— Start RECORD EXTRACTS —
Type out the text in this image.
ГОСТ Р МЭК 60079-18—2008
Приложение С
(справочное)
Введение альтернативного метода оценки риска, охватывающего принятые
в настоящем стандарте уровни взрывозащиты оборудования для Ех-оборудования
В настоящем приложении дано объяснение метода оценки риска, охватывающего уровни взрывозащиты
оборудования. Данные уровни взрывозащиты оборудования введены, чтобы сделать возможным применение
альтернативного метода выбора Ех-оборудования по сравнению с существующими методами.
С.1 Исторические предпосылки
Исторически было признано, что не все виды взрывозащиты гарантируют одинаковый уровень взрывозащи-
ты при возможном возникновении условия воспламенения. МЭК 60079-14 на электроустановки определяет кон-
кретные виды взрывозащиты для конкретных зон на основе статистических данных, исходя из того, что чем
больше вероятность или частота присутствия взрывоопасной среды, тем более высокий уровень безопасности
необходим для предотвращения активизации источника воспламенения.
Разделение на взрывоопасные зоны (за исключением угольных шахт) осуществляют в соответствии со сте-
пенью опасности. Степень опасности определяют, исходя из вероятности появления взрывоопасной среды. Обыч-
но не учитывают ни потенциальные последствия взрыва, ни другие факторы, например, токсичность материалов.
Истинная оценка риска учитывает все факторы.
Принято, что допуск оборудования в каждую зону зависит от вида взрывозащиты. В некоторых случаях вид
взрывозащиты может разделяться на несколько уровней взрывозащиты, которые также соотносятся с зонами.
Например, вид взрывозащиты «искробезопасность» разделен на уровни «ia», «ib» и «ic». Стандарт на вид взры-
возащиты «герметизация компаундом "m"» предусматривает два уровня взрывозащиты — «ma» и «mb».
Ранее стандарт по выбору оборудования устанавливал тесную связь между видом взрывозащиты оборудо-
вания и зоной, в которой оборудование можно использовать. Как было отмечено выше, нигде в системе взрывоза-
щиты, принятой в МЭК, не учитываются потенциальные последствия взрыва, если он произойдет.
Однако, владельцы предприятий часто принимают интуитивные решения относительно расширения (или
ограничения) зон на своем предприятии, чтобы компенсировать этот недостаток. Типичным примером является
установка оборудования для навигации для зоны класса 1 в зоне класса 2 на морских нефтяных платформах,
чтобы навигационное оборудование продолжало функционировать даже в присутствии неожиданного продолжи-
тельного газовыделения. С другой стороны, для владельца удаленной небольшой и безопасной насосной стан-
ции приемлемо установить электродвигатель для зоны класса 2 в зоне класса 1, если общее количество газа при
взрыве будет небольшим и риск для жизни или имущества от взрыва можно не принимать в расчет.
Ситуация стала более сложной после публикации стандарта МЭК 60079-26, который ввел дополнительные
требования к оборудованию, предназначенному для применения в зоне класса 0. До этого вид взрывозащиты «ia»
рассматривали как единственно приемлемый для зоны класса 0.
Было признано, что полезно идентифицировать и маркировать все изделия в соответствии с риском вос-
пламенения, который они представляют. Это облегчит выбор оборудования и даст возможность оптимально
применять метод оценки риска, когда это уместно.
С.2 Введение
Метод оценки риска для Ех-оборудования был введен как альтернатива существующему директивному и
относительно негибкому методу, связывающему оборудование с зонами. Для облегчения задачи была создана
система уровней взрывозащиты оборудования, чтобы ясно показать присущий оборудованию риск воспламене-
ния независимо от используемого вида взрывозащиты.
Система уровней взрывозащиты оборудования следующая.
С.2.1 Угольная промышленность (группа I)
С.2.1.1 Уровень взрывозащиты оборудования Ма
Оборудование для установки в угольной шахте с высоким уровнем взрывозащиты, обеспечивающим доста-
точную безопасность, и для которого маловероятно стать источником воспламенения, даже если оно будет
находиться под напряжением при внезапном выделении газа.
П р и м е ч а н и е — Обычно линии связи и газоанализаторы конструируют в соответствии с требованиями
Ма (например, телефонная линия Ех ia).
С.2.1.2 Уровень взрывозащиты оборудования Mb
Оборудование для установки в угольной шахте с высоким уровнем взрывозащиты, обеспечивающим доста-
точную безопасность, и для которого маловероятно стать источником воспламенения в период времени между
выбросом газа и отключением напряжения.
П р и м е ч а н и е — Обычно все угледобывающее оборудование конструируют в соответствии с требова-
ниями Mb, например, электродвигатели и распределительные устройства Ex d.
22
— End RECORD EXTRACTS —
**WORK TO DO:**
Each record must be returned exactly as it is written.

**ANSWER:**
Type out the text in this image.
ГОСТ Р МЭК 60079-18—2008
Приложение С
(справочное)
Введение альтернативного метода оценки риска, охватывающего принятые
в настоящем стандарте уровни взрывозащиты оборудования для Ех-оборудования
В настоящем приложении дано объяснение метода оценки риска, охватывающего уровни взрывозащиты
оборудования. Данные уровни взрывозащиты оборудования введены, чтобы сделать возможным применение
альтернативного метода выбора Ех-оборудования по сравнению с существующими методами.
С.1 Исторические предпосылки
Исторически было признано, что не все виды взрывозащиты гарантируют одинаковый уровень взрывозащи-
ты при возможном возникновении условия воспламенения. МЭК 60079-14 на электроустановки определяет кон-
кретные виды взрывозащиты для конкретных зон на основе статистических данных, исходя из того, что чем
больше вероятность или частота присутствия взрывоопасной среды, тем более высокий уровень безопасности
необходим для предотвращения активизации источника воспламенения.
Разделение на взрывоопасные зоны (за исключением угольных шахт) осуществляют в соответствии со сте-
пенью опасности. Степень опасности определяют, исходя из вероятности появления взрывоопасной среды. Обыч-
но не учитывают ни потенциальные последствия взрыва, ни другие факторы, например, токсичность материалов.
Истинная оценка риска учитывает все факторы.
Принято, что допуск оборудования в каждую зону зависит от вида взрывозащиты. В некоторых случаях вид
взрывозащиты может разделяться на несколько уровней взрывозащиты, которые также соотносятся с зонами.
Например, вид взрывозащиты «искробезопасность» разделен на уровни «ia», «ib» и «ic». Стандарт на вид взры-
возащиты «герметизация компаундом "m"» предусматривает два уровня взрывозащиты — «ma» и «mb».
Ранее стандарт по выбору оборудования устанавливал тесную связь между видом взрывозащиты оборудо-
вания и зоной, в которой оборудование можно использовать. Как было отмечено выше, нигде в системе взрывоза-
щиты, принятой в МЭК, не учитываются потенциальные последствия взрыва, если он произойдет.
Однако, владельцы предприятий часто принимают интуитивные решения относительно расширения (или
ограничения) зон на своем предприятии, чтобы компенсировать этот недостаток. Типичным примером является
установка оборудования для навигации для зоны класса 1 в зоне класса 2 на морских нефтяных платформах,
чтобы навигационное оборудование продолжало функционировать даже в присутствии неожиданного продолжи-
тельного газовыделения. С другой стороны, для владельца удаленной небольшой и безопасной насосной стан-
ции приемлемо установить электродвигатель для зоны класса 2 в зоне класса 1, если общее количество газа при
взрыве будет небольшим и риск для жизни или имущества от взрыва можно не принимать в расчет.
Ситуация стала более сложной после публикации стандарта МЭК 60079-26, который ввел дополнительные
требования к оборудованию, предназначенному для применения в зоне класса 0. До этого вид взрывозащиты «ia»
рассматривали как единственно приемлемый для зоны класса 0.
Было признано, что полезно идентифицировать и маркировать все изделия в соответствии с риском вос-
пламенения, который они представляют. Это облегчит выбор оборудования и даст возможность оптимально
применять метод оценки риска, когда это уместно.
С.2 Введение
Метод оценки риска для Ех-оборудования был введен как альтернатива существующему директивному и
относительно негибкому методу, связывающему оборудование с зонами. Для облегчения задачи была создана
система уровней взрывозащиты оборудования, чтобы ясно показать присущий оборудованию риск воспламене-
ния независимо от используемого вида взрывозащиты.
Система уровней взрывозащиты оборудования следующая.
С.2.1 Угольная промышленность (группа I)
С.2.1.1 Уровень взрывозащиты оборудования Ма
Оборудование для установки в угольной шахте с высоким уровнем взрывозащиты, обеспечивающим доста-
точную безопасность, и для которого маловероятно стать источником воспламенения, даже если оно будет
находиться под напряжением при внезапном выделении газа.
П р и м е ч а н и е — Обычно линии связи и газоанализаторы конструируют в соответствии с требованиями
Ма (например, телефонная линия Ех ia).
С.2.1.2 Уровень взрывозащиты оборудования Mb
Оборудование для установки в угольной шахте с высоким уровнем взрывозащиты, обеспечивающим доста-
точную безопасность, и для которого маловероятно стать источником воспламенения в период времени между
выбросом газа и отключением напряжения.
П р и м е ч а н и е — Обычно все угледобывающее оборудование конструируют в соответствии с требова-
ниями Mb, например, электродвигатели и распределительные устройства Ex d.
22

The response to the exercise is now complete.